> THE PROBLEM
Drop the images; return everything else in the listing below exactly.

---- DATA FOR PROCESSING

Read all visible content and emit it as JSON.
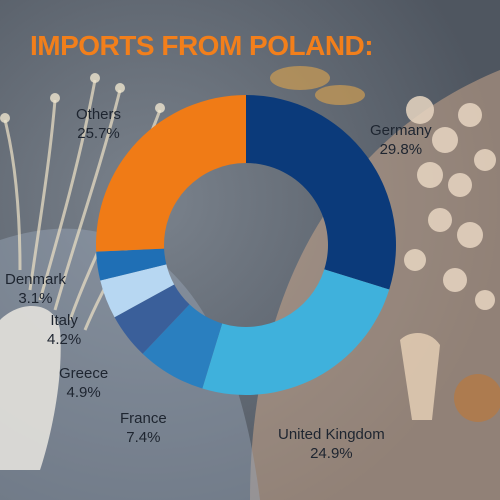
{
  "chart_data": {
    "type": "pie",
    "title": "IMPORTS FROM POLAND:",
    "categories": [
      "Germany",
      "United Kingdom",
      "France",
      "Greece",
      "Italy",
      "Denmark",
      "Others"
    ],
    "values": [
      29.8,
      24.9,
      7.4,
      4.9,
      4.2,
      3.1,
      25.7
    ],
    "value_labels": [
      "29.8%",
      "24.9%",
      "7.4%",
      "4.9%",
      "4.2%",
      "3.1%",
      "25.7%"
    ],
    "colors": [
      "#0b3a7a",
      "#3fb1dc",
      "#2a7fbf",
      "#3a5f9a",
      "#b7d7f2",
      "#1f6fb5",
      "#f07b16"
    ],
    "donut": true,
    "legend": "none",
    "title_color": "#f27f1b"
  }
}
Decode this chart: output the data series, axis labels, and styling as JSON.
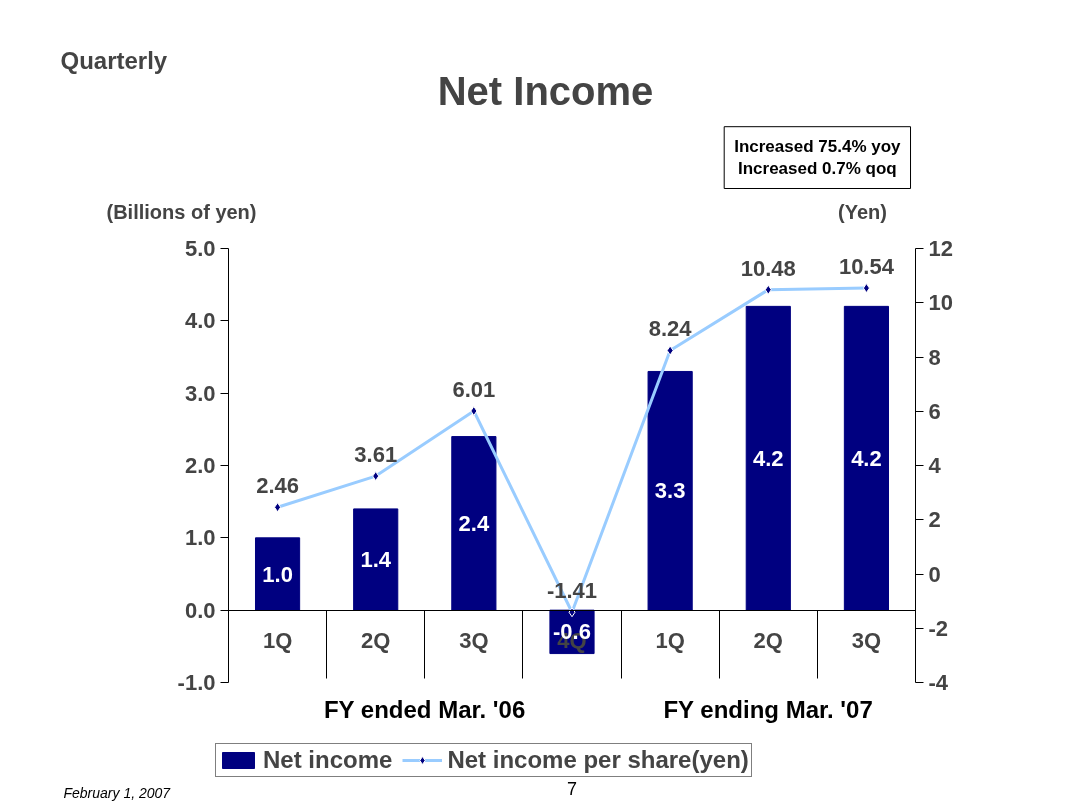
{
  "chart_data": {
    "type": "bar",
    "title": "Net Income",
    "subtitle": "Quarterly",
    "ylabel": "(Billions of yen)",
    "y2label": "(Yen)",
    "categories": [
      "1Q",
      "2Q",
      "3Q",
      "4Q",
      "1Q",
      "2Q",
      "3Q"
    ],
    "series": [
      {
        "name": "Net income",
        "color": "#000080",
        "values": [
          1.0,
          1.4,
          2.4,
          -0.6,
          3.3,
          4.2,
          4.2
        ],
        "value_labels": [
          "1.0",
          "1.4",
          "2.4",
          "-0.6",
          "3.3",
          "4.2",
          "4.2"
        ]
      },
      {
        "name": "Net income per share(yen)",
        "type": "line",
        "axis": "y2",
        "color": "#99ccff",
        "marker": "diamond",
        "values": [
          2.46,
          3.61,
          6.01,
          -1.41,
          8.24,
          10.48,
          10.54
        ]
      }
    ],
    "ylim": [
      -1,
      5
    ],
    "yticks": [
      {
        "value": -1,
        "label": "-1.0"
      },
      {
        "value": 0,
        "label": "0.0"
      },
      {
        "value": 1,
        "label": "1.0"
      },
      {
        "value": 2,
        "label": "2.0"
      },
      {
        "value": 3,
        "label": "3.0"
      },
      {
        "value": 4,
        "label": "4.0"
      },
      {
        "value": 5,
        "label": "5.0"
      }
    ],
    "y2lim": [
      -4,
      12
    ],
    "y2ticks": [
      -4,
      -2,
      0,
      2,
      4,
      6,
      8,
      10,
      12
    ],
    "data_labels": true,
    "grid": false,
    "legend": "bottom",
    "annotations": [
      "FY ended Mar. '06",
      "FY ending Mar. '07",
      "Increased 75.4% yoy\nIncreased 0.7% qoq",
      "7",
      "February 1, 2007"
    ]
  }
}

--------

> SOLUTION TO THIS PROBLEM
Read all visible content and emit it as JSON.
{
  "chart_data": {
    "type": "pie",
    "title": "IMPORTS FROM POLAND:",
    "categories": [
      "Germany",
      "United Kingdom",
      "France",
      "Greece",
      "Italy",
      "Denmark",
      "Others"
    ],
    "values": [
      29.8,
      24.9,
      7.4,
      4.9,
      4.2,
      3.1,
      25.7
    ],
    "value_labels": [
      "29.8%",
      "24.9%",
      "7.4%",
      "4.9%",
      "4.2%",
      "3.1%",
      "25.7%"
    ],
    "colors": [
      "#0b3a7a",
      "#3fb1dc",
      "#2a7fbf",
      "#3a5f9a",
      "#b7d7f2",
      "#1f6fb5",
      "#f07b16"
    ],
    "donut": true,
    "legend": "none",
    "title_color": "#f27f1b"
  }
}
Decode this chart: output the data series, axis labels, and styling as JSON.
{
  "chart_data": {
    "type": "bar",
    "title": "Net Income",
    "subtitle": "Quarterly",
    "ylabel": "(Billions of yen)",
    "y2label": "(Yen)",
    "categories": [
      "1Q",
      "2Q",
      "3Q",
      "4Q",
      "1Q",
      "2Q",
      "3Q"
    ],
    "series": [
      {
        "name": "Net income",
        "color": "#000080",
        "values": [
          1.0,
          1.4,
          2.4,
          -0.6,
          3.3,
          4.2,
          4.2
        ],
        "value_labels": [
          "1.0",
          "1.4",
          "2.4",
          "-0.6",
          "3.3",
          "4.2",
          "4.2"
        ]
      },
      {
        "name": "Net income per share(yen)",
        "type": "line",
        "axis": "y2",
        "color": "#99ccff",
        "marker": "diamond",
        "values": [
          2.46,
          3.61,
          6.01,
          -1.41,
          8.24,
          10.48,
          10.54
        ]
      }
    ],
    "ylim": [
      -1,
      5
    ],
    "yticks": [
      {
        "value": -1,
        "label": "-1.0"
      },
      {
        "value": 0,
        "label": "0.0"
      },
      {
        "value": 1,
        "label": "1.0"
      },
      {
        "value": 2,
        "label": "2.0"
      },
      {
        "value": 3,
        "label": "3.0"
      },
      {
        "value": 4,
        "label": "4.0"
      },
      {
        "value": 5,
        "label": "5.0"
      }
    ],
    "y2lim": [
      -4,
      12
    ],
    "y2ticks": [
      -4,
      -2,
      0,
      2,
      4,
      6,
      8,
      10,
      12
    ],
    "data_labels": true,
    "grid": false,
    "legend": "bottom",
    "annotations": [
      "FY ended Mar. '06",
      "FY ending Mar. '07",
      "Increased 75.4% yoy\nIncreased 0.7% qoq",
      "7",
      "February 1, 2007"
    ]
  }
}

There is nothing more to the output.